▶ DATA SUPPLIED
- - -
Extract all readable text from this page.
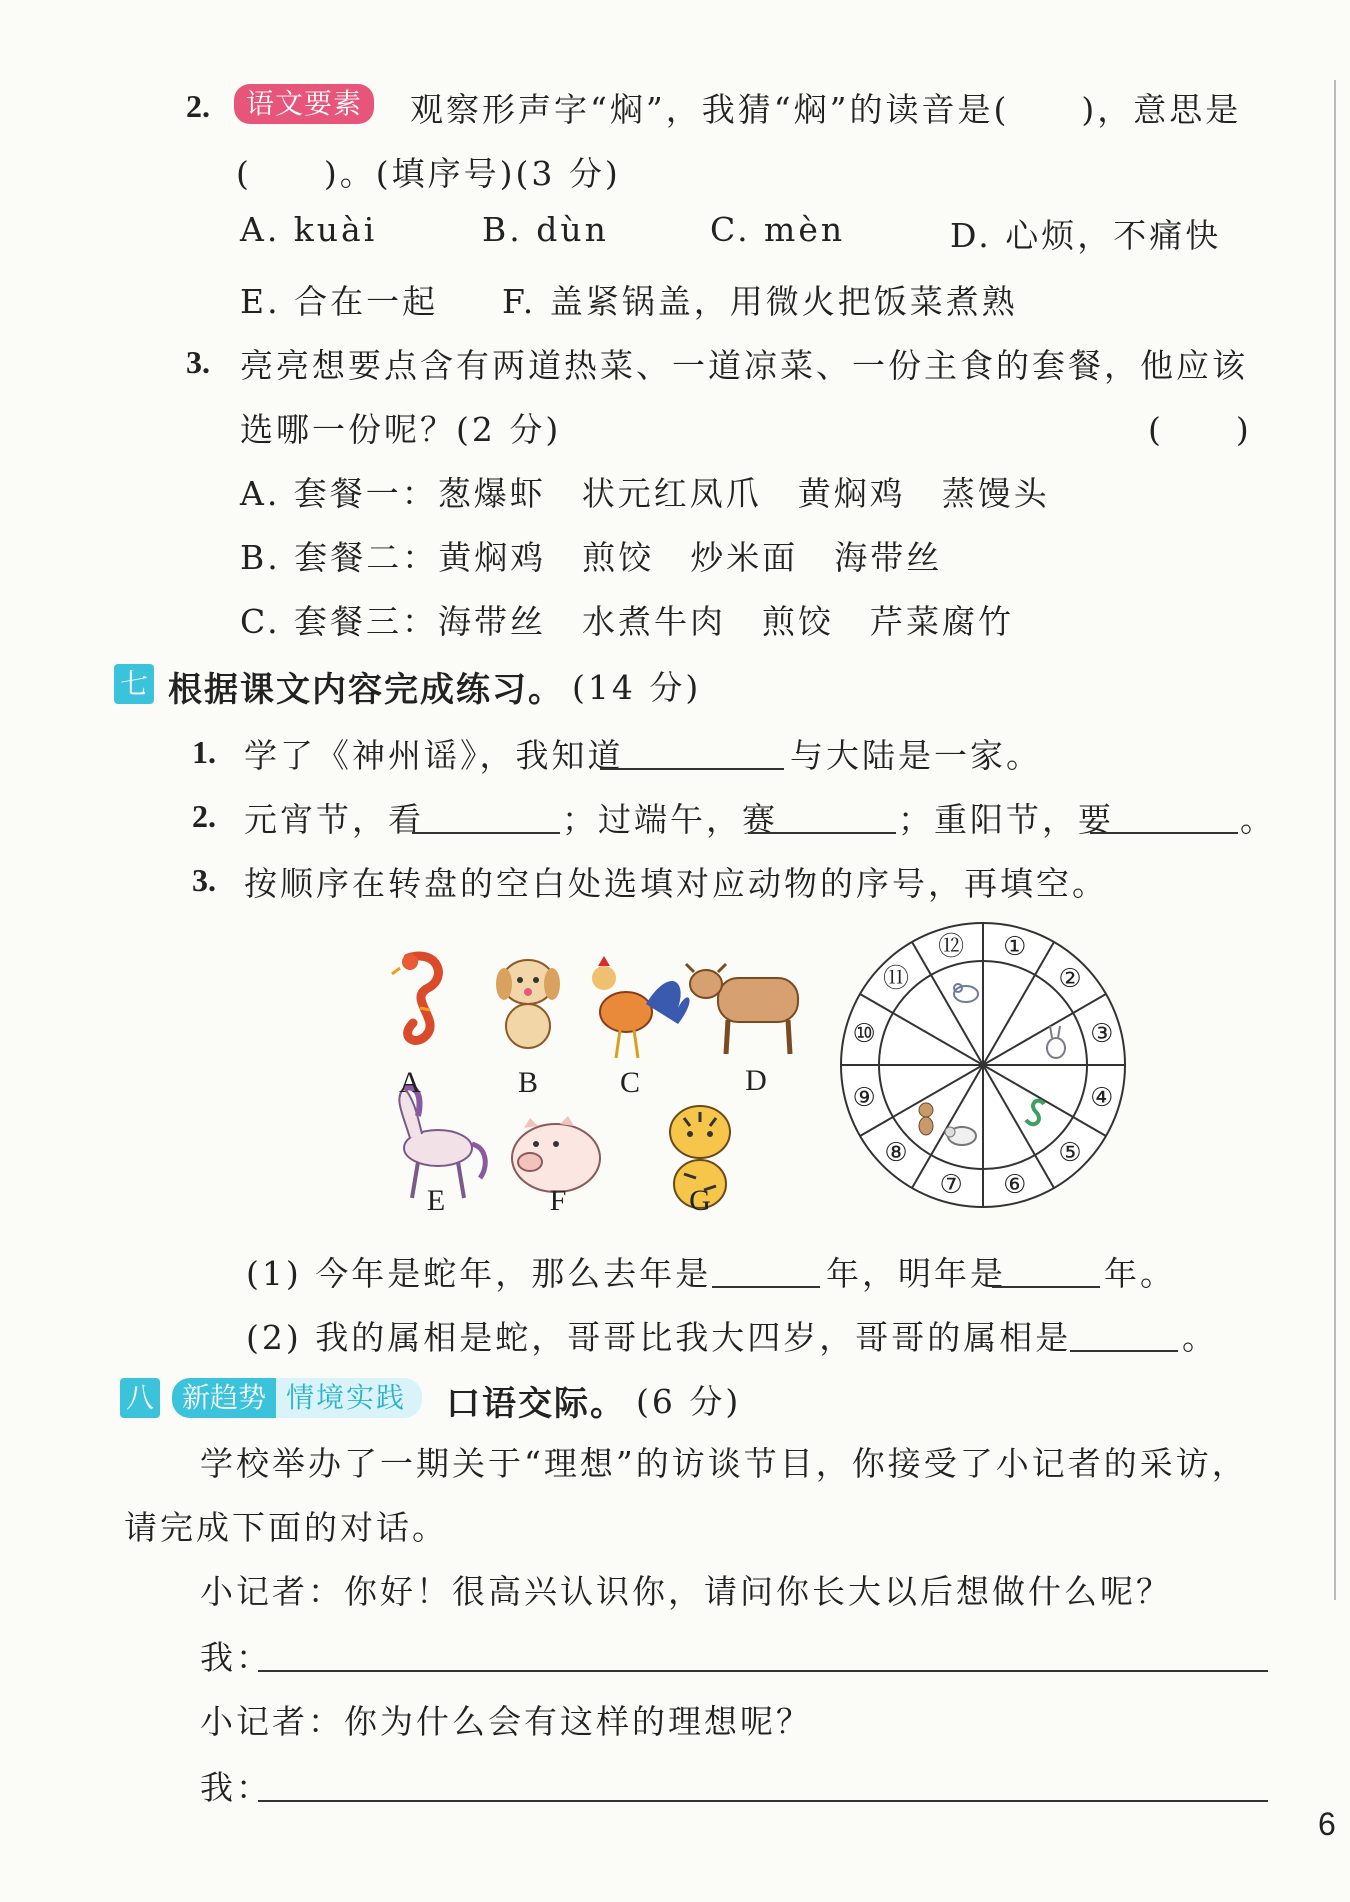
2.	语文要素	观察形声字“焖”，我猜“焖”的读音是(　　)，意思是
(　　)。(填序号)(3 分)
A. kuài	B. dùn	C. mèn	D. 心烦，不痛快
E. 合在一起 F. 盖紧锅盖，用微火把饭菜煮熟
3. 亮亮想要点含有两道热菜、一道凉菜、一份主食的套餐，他应该
选哪一份呢？(2 分)	(　　)
A. 套餐一：葱爆虾　状元红凤爪　黄焖鸡　蒸馒头
B. 套餐二：黄焖鸡　煎饺　炒米面　海带丝
C. 套餐三：海带丝　水煮牛肉　煎饺　芹菜腐竹
七 根据课文内容完成练习。 (14 分)
1. 学了《神州谣》，我知道	与大陆是一家。
2. 元宵节，看	；过端午，赛	；重阳节，要	。
3. 按顺序在转盘的空白处选填对应动物的序号，再填空。
A	B	C	D
E	F	G
①
②
③
④
⑤
⑥
⑦
⑧
⑨
⑩
⑪
⑫
(1) 今年是蛇年，那么去年是	年，明年是	年。
(2) 我的属相是蛇，哥哥比我大四岁，哥哥的属相是	。
八	新趋势 情境实践	口语交际。 (6 分)
学校举办了一期关于“理想”的访谈节目，你接受了小记者的采访，
请完成下面的对话。
小记者：你好！很高兴认识你，请问你长大以后想做什么呢？
我：
小记者：你为什么会有这样的理想呢？
我：
6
- - -
▶ PROBLEM DESCRIPTION
Reproduce the full listing above verbatim, with no pictures included.

▶ SOLVED EXERCISE
Extract all readable text from this page.
2.	语文要素	观察形声字“焖”，我猜“焖”的读音是(　　)，意思是
(　　)。(填序号)(3 分)
A. kuài	B. dùn	C. mèn	D. 心烦，不痛快
E. 合在一起 F. 盖紧锅盖，用微火把饭菜煮熟
3. 亮亮想要点含有两道热菜、一道凉菜、一份主食的套餐，他应该
选哪一份呢？(2 分)	(　　)
A. 套餐一：葱爆虾　状元红凤爪　黄焖鸡　蒸馒头
B. 套餐二：黄焖鸡　煎饺　炒米面　海带丝
C. 套餐三：海带丝　水煮牛肉　煎饺　芹菜腐竹
七 根据课文内容完成练习。 (14 分)
1. 学了《神州谣》，我知道	与大陆是一家。
2. 元宵节，看	；过端午，赛	；重阳节，要	。
3. 按顺序在转盘的空白处选填对应动物的序号，再填空。
A	B	C	D
E	F	G
①
②
③
④
⑤
⑥
⑦
⑧
⑨
⑩
⑪
⑫
(1) 今年是蛇年，那么去年是	年，明年是	年。
(2) 我的属相是蛇，哥哥比我大四岁，哥哥的属相是	。
八	新趋势 情境实践	口语交际。 (6 分)
学校举办了一期关于“理想”的访谈节目，你接受了小记者的采访，
请完成下面的对话。
小记者：你好！很高兴认识你，请问你长大以后想做什么呢？
我：
小记者：你为什么会有这样的理想呢？
我：
6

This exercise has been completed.